• Written exercise
Search the material and gather each line with "生长激素" in it.

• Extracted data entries

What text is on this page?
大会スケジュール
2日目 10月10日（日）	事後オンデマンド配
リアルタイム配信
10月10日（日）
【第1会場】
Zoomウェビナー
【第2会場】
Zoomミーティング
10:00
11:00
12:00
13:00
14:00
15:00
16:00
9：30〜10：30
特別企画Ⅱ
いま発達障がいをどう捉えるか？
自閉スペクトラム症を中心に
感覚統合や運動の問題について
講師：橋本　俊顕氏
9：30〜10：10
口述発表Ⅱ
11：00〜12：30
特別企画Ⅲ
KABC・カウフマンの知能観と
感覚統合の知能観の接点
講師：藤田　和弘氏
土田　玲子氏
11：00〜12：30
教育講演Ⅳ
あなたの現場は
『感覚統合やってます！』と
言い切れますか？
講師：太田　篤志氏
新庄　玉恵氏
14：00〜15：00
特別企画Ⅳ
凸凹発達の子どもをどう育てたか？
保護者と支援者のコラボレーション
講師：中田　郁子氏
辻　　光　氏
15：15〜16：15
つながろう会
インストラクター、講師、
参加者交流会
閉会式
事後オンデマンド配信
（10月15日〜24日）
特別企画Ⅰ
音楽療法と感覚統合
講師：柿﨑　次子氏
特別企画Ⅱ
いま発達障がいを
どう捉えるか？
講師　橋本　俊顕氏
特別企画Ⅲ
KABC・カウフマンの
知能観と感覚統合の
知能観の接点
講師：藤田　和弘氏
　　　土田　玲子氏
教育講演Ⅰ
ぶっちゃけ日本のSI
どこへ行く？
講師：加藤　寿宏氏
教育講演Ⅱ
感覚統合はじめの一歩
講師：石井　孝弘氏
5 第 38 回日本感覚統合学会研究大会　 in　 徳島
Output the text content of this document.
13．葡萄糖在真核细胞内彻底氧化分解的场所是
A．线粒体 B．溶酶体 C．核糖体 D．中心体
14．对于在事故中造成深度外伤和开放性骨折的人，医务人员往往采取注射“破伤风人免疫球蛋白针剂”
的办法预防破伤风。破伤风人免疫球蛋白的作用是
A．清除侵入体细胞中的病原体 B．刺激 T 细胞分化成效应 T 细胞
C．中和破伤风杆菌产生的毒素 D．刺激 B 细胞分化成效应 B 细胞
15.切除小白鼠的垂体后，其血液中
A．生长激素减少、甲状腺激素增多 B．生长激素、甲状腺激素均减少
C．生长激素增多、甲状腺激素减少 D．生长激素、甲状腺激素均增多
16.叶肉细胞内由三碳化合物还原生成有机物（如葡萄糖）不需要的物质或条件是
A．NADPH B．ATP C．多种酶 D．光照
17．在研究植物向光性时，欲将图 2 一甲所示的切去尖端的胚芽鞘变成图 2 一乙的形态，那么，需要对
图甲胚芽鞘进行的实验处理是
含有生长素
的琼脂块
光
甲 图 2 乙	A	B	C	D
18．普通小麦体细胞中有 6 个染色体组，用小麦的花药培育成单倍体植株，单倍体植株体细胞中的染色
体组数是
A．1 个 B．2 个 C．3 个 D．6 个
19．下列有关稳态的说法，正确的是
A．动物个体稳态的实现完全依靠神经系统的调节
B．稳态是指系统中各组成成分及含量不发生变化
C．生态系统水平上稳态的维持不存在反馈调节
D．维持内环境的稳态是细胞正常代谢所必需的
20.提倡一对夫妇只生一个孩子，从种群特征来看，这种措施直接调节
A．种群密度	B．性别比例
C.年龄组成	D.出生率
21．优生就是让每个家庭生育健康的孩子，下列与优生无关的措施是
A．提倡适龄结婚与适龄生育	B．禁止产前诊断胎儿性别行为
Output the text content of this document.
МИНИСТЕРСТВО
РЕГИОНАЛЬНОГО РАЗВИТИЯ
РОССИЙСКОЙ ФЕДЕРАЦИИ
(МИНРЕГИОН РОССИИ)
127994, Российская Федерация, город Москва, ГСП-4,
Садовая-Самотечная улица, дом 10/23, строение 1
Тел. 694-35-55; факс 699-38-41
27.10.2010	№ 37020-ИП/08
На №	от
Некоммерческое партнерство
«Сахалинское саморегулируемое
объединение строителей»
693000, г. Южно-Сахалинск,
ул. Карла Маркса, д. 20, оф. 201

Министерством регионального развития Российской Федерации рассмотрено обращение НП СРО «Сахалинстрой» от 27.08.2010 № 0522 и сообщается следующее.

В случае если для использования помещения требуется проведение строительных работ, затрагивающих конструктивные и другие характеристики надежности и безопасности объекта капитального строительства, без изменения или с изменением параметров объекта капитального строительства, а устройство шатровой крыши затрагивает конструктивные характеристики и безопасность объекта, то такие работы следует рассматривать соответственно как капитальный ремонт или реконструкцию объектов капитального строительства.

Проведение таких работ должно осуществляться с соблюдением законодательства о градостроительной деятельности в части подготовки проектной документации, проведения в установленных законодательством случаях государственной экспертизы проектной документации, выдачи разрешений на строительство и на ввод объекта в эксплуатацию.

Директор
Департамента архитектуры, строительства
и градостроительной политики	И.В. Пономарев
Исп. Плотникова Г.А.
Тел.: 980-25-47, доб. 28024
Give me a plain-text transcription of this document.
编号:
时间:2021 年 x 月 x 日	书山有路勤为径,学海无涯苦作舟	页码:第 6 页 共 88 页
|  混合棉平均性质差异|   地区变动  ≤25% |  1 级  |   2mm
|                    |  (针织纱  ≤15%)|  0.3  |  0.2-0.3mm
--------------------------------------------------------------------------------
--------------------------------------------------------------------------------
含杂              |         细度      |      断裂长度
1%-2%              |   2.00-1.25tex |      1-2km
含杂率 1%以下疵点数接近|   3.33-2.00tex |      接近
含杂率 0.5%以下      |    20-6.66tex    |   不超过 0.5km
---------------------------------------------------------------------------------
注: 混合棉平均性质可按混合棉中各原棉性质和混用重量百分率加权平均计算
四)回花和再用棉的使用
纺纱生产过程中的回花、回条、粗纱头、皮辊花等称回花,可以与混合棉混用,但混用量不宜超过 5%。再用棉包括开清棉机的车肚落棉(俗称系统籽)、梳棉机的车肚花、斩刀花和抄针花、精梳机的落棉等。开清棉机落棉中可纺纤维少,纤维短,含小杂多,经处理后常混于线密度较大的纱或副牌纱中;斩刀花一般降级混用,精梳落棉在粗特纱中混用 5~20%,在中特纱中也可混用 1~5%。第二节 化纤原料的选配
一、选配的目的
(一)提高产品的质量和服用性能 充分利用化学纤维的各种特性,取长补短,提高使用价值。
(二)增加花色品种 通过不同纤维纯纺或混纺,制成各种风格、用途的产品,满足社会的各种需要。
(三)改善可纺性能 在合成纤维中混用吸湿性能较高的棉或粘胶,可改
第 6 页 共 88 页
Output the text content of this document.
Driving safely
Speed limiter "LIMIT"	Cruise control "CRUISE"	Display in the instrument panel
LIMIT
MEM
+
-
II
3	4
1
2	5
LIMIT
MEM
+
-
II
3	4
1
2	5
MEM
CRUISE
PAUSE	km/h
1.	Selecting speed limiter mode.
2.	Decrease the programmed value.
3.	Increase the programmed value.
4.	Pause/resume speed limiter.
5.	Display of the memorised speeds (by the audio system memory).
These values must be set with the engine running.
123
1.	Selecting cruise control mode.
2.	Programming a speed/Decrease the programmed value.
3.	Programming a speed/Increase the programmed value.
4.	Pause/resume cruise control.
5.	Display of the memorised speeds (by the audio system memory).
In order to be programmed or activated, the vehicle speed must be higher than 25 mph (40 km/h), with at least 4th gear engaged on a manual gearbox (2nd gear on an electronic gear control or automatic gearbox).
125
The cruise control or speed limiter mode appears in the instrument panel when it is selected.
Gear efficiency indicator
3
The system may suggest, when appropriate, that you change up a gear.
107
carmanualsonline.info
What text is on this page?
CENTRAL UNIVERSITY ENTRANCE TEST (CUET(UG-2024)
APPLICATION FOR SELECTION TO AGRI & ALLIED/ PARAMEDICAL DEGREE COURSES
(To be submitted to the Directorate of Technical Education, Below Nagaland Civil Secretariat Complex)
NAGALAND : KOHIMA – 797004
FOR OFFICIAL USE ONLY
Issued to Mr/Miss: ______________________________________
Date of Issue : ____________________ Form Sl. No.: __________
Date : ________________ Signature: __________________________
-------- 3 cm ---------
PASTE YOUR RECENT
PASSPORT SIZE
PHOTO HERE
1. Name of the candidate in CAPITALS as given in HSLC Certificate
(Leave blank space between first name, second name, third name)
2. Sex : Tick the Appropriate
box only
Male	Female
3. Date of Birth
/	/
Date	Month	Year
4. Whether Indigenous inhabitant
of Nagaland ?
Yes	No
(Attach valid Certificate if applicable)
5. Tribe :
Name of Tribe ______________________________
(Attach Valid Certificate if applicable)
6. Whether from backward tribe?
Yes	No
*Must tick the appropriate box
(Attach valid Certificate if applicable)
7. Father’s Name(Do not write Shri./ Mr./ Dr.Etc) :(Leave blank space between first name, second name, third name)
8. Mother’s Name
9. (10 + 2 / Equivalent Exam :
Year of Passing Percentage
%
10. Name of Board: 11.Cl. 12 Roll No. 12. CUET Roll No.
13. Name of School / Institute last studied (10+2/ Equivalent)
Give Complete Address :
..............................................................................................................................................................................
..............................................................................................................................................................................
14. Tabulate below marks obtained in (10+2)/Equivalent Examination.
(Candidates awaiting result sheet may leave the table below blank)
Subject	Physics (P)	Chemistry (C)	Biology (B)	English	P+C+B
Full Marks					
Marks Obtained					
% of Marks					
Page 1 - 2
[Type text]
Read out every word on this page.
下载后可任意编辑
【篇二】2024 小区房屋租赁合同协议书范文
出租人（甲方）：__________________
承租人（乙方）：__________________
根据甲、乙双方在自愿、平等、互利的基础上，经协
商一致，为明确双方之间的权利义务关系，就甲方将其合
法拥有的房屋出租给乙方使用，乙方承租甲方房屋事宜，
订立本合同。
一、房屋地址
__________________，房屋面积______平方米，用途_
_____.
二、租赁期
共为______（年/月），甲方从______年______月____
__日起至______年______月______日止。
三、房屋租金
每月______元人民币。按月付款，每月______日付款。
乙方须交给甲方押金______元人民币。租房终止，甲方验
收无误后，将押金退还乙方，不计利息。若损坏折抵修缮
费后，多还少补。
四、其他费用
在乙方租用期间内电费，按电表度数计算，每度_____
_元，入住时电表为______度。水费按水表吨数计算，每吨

• Written solution
A．生长激素减少、甲状腺激素增多 B．生长激素、甲状腺激素均减少
C．生长激素增多、甲状腺激素减少 D．生长激素、甲状腺激素均增多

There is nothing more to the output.